→ Exercise details: In the material below, find how many lines contain the string "value". Write only that number.

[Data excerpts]
▬▬▬▬▬▬▬▬▬▬

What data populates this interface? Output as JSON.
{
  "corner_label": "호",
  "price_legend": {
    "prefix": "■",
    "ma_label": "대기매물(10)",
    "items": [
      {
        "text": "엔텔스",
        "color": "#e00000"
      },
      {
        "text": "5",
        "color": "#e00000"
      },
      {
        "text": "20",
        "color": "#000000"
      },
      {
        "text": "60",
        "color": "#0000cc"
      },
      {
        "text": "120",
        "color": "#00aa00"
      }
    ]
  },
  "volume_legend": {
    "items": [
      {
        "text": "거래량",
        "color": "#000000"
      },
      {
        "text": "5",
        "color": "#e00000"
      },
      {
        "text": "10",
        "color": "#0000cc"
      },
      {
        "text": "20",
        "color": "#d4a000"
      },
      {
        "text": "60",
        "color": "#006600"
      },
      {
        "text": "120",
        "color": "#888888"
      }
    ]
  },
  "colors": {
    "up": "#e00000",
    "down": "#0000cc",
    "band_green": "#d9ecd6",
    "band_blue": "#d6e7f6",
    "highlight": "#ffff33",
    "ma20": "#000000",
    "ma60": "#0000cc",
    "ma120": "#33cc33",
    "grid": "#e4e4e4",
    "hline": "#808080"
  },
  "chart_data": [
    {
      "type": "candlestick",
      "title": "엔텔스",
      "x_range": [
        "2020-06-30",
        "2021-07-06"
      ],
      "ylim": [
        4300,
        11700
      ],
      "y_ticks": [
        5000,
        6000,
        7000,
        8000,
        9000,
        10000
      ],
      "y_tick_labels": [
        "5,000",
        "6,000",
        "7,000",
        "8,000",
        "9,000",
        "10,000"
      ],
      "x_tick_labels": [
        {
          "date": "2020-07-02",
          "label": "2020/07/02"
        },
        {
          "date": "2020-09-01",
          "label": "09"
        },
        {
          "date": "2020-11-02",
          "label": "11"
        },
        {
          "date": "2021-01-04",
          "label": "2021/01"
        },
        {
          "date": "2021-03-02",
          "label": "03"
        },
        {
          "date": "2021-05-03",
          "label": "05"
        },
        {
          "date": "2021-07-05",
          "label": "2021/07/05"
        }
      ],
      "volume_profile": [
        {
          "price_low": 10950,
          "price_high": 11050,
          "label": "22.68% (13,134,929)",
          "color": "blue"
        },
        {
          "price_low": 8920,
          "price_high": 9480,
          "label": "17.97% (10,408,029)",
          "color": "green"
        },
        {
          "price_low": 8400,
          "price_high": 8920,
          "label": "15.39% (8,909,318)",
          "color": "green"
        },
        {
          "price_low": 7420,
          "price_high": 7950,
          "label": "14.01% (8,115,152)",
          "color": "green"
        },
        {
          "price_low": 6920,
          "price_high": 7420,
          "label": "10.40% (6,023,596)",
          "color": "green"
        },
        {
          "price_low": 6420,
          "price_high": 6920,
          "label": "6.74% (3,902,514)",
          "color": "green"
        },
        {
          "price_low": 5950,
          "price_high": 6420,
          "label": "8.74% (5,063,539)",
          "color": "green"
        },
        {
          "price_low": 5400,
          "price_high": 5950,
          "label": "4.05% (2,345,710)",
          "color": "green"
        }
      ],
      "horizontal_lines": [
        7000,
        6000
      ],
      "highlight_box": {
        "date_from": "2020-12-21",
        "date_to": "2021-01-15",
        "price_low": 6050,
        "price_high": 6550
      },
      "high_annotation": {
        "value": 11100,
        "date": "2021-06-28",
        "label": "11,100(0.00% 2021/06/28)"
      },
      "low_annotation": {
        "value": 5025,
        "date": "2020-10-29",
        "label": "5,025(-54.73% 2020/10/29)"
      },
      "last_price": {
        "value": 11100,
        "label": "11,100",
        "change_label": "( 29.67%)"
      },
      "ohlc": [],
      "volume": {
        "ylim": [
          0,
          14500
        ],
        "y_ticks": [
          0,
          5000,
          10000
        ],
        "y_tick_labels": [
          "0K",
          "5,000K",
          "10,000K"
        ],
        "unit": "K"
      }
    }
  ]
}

▬▬▬▬▬▬▬▬▬▬

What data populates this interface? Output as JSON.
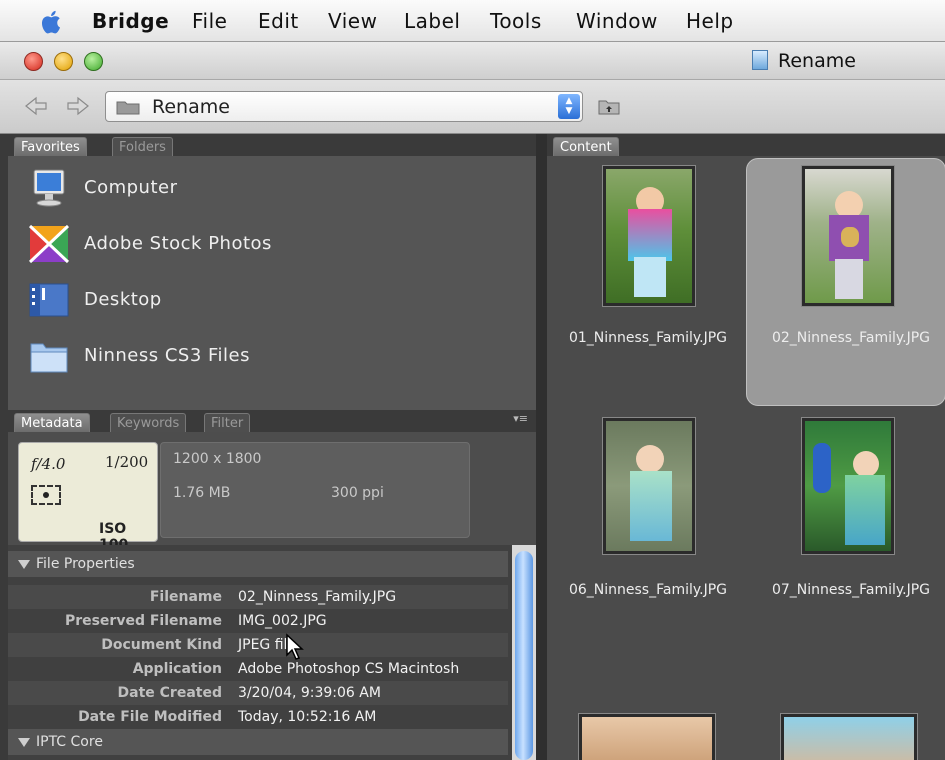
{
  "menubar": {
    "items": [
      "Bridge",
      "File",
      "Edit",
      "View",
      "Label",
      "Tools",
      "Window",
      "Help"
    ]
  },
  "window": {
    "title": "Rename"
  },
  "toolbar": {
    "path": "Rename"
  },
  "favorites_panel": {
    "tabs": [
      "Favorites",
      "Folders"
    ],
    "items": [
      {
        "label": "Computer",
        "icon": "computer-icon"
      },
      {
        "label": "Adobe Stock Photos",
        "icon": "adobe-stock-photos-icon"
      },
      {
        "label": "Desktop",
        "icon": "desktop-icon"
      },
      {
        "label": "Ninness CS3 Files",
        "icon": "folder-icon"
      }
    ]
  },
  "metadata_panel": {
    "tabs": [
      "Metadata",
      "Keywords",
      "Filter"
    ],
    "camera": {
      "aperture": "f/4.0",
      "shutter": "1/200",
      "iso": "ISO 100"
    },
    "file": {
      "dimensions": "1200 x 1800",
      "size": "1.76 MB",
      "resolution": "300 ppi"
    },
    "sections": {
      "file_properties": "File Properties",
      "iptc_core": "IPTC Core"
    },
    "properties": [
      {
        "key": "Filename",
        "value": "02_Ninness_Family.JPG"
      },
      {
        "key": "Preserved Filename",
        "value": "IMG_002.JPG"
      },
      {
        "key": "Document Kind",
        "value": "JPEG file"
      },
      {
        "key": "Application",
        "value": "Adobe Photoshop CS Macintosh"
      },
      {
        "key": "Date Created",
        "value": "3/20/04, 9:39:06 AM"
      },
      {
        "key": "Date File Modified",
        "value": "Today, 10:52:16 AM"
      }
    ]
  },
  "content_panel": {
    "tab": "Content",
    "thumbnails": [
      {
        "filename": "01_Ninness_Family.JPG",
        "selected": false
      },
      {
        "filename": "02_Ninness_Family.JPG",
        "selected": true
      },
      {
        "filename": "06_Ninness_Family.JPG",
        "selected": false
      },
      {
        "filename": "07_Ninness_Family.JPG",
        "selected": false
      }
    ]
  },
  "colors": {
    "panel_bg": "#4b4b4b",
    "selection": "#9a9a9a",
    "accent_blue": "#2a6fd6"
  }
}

▬▬▬▬▬▬▬▬▬▬

→ Task result: 9